A block of data:

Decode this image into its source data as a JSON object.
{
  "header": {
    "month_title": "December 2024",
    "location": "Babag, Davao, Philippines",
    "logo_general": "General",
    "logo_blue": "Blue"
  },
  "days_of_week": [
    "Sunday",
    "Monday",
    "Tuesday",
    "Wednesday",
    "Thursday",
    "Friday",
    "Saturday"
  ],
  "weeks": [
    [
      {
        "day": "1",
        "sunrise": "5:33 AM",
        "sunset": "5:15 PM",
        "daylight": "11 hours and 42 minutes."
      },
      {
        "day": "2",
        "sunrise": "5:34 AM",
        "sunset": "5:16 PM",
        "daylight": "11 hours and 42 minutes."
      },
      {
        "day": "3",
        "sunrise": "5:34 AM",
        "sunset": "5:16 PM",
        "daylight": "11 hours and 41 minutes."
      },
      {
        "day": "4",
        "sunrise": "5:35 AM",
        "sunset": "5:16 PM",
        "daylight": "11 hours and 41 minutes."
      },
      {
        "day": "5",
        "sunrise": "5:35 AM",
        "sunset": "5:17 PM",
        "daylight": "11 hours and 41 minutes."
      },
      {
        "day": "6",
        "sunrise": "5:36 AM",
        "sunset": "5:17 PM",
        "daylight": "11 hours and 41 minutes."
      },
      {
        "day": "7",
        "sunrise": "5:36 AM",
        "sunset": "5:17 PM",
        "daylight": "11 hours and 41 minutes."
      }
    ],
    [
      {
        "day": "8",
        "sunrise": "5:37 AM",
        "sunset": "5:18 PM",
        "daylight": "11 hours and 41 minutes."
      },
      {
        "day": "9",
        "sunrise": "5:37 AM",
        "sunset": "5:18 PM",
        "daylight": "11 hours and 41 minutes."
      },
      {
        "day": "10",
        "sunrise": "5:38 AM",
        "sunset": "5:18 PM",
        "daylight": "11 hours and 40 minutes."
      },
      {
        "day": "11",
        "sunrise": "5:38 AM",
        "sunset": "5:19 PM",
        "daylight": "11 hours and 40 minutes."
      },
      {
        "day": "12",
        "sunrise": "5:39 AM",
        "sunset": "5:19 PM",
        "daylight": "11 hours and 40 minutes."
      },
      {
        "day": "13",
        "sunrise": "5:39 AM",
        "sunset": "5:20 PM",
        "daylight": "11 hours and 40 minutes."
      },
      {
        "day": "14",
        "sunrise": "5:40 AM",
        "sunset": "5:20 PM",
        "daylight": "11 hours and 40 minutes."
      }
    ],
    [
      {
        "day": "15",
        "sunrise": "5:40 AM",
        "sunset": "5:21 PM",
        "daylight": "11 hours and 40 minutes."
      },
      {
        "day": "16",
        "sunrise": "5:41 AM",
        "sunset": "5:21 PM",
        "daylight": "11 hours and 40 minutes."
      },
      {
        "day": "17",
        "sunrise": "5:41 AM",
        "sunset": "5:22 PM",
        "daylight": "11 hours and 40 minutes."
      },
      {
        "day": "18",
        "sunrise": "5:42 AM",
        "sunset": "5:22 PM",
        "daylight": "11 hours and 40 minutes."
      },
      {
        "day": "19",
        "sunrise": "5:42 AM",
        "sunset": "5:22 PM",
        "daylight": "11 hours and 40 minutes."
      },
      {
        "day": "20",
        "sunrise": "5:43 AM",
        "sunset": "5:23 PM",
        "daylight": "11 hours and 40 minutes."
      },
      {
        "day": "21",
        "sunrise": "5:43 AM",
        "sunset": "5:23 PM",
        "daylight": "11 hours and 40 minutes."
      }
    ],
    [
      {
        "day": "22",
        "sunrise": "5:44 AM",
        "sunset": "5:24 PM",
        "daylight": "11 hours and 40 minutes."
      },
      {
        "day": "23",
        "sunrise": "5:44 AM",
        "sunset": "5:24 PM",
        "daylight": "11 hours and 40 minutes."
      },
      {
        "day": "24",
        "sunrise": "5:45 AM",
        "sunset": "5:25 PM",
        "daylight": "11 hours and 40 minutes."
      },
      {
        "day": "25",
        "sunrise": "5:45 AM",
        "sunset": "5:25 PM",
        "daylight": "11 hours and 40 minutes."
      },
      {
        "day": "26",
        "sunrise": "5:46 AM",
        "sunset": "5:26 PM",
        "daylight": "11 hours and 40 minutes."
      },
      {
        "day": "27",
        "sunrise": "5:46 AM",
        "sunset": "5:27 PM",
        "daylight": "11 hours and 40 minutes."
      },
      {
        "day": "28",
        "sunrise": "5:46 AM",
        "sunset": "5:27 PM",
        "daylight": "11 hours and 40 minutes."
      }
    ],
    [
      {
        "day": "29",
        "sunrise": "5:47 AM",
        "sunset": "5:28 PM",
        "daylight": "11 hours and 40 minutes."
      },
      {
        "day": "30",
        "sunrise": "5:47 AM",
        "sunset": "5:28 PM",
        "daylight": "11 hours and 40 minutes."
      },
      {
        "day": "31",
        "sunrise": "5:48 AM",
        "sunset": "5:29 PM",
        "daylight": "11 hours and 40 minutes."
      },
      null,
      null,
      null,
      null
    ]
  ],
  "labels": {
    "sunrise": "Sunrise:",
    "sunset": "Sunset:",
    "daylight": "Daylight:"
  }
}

REQUIRED TASK: Above are some records; repeat all of them exactly.

PROBLEM SOLUTION:
Decode this image into its source data as a JSON object.
{
  "header": {
    "month_title": "December 2024",
    "location": "Babag, Davao, Philippines",
    "logo_general": "General",
    "logo_blue": "Blue"
  },
  "days_of_week": [
    "Sunday",
    "Monday",
    "Tuesday",
    "Wednesday",
    "Thursday",
    "Friday",
    "Saturday"
  ],
  "weeks": [
    [
      {
        "day": "1",
        "sunrise": "5:33 AM",
        "sunset": "5:15 PM",
        "daylight": "11 hours and 42 minutes."
      },
      {
        "day": "2",
        "sunrise": "5:34 AM",
        "sunset": "5:16 PM",
        "daylight": "11 hours and 42 minutes."
      },
      {
        "day": "3",
        "sunrise": "5:34 AM",
        "sunset": "5:16 PM",
        "daylight": "11 hours and 41 minutes."
      },
      {
        "day": "4",
        "sunrise": "5:35 AM",
        "sunset": "5:16 PM",
        "daylight": "11 hours and 41 minutes."
      },
      {
        "day": "5",
        "sunrise": "5:35 AM",
        "sunset": "5:17 PM",
        "daylight": "11 hours and 41 minutes."
      },
      {
        "day": "6",
        "sunrise": "5:36 AM",
        "sunset": "5:17 PM",
        "daylight": "11 hours and 41 minutes."
      },
      {
        "day": "7",
        "sunrise": "5:36 AM",
        "sunset": "5:17 PM",
        "daylight": "11 hours and 41 minutes."
      }
    ],
    [
      {
        "day": "8",
        "sunrise": "5:37 AM",
        "sunset": "5:18 PM",
        "daylight": "11 hours and 41 minutes."
      },
      {
        "day": "9",
        "sunrise": "5:37 AM",
        "sunset": "5:18 PM",
        "daylight": "11 hours and 41 minutes."
      },
      {
        "day": "10",
        "sunrise": "5:38 AM",
        "sunset": "5:18 PM",
        "daylight": "11 hours and 40 minutes."
      },
      {
        "day": "11",
        "sunrise": "5:38 AM",
        "sunset": "5:19 PM",
        "daylight": "11 hours and 40 minutes."
      },
      {
        "day": "12",
        "sunrise": "5:39 AM",
        "sunset": "5:19 PM",
        "daylight": "11 hours and 40 minutes."
      },
      {
        "day": "13",
        "sunrise": "5:39 AM",
        "sunset": "5:20 PM",
        "daylight": "11 hours and 40 minutes."
      },
      {
        "day": "14",
        "sunrise": "5:40 AM",
        "sunset": "5:20 PM",
        "daylight": "11 hours and 40 minutes."
      }
    ],
    [
      {
        "day": "15",
        "sunrise": "5:40 AM",
        "sunset": "5:21 PM",
        "daylight": "11 hours and 40 minutes."
      },
      {
        "day": "16",
        "sunrise": "5:41 AM",
        "sunset": "5:21 PM",
        "daylight": "11 hours and 40 minutes."
      },
      {
        "day": "17",
        "sunrise": "5:41 AM",
        "sunset": "5:22 PM",
        "daylight": "11 hours and 40 minutes."
      },
      {
        "day": "18",
        "sunrise": "5:42 AM",
        "sunset": "5:22 PM",
        "daylight": "11 hours and 40 minutes."
      },
      {
        "day": "19",
        "sunrise": "5:42 AM",
        "sunset": "5:22 PM",
        "daylight": "11 hours and 40 minutes."
      },
      {
        "day": "20",
        "sunrise": "5:43 AM",
        "sunset": "5:23 PM",
        "daylight": "11 hours and 40 minutes."
      },
      {
        "day": "21",
        "sunrise": "5:43 AM",
        "sunset": "5:23 PM",
        "daylight": "11 hours and 40 minutes."
      }
    ],
    [
      {
        "day": "22",
        "sunrise": "5:44 AM",
        "sunset": "5:24 PM",
        "daylight": "11 hours and 40 minutes."
      },
      {
        "day": "23",
        "sunrise": "5:44 AM",
        "sunset": "5:24 PM",
        "daylight": "11 hours and 40 minutes."
      },
      {
        "day": "24",
        "sunrise": "5:45 AM",
        "sunset": "5:25 PM",
        "daylight": "11 hours and 40 minutes."
      },
      {
        "day": "25",
        "sunrise": "5:45 AM",
        "sunset": "5:25 PM",
        "daylight": "11 hours and 40 minutes."
      },
      {
        "day": "26",
        "sunrise": "5:46 AM",
        "sunset": "5:26 PM",
        "daylight": "11 hours and 40 minutes."
      },
      {
        "day": "27",
        "sunrise": "5:46 AM",
        "sunset": "5:27 PM",
        "daylight": "11 hours and 40 minutes."
      },
      {
        "day": "28",
        "sunrise": "5:46 AM",
        "sunset": "5:27 PM",
        "daylight": "11 hours and 40 minutes."
      }
    ],
    [
      {
        "day": "29",
        "sunrise": "5:47 AM",
        "sunset": "5:28 PM",
        "daylight": "11 hours and 40 minutes."
      },
      {
        "day": "30",
        "sunrise": "5:47 AM",
        "sunset": "5:28 PM",
        "daylight": "11 hours and 40 minutes."
      },
      {
        "day": "31",
        "sunrise": "5:48 AM",
        "sunset": "5:29 PM",
        "daylight": "11 hours and 40 minutes."
      },
      null,
      null,
      null,
      null
    ]
  ],
  "labels": {
    "sunrise": "Sunrise:",
    "sunset": "Sunset:",
    "daylight": "Daylight:"
  }
}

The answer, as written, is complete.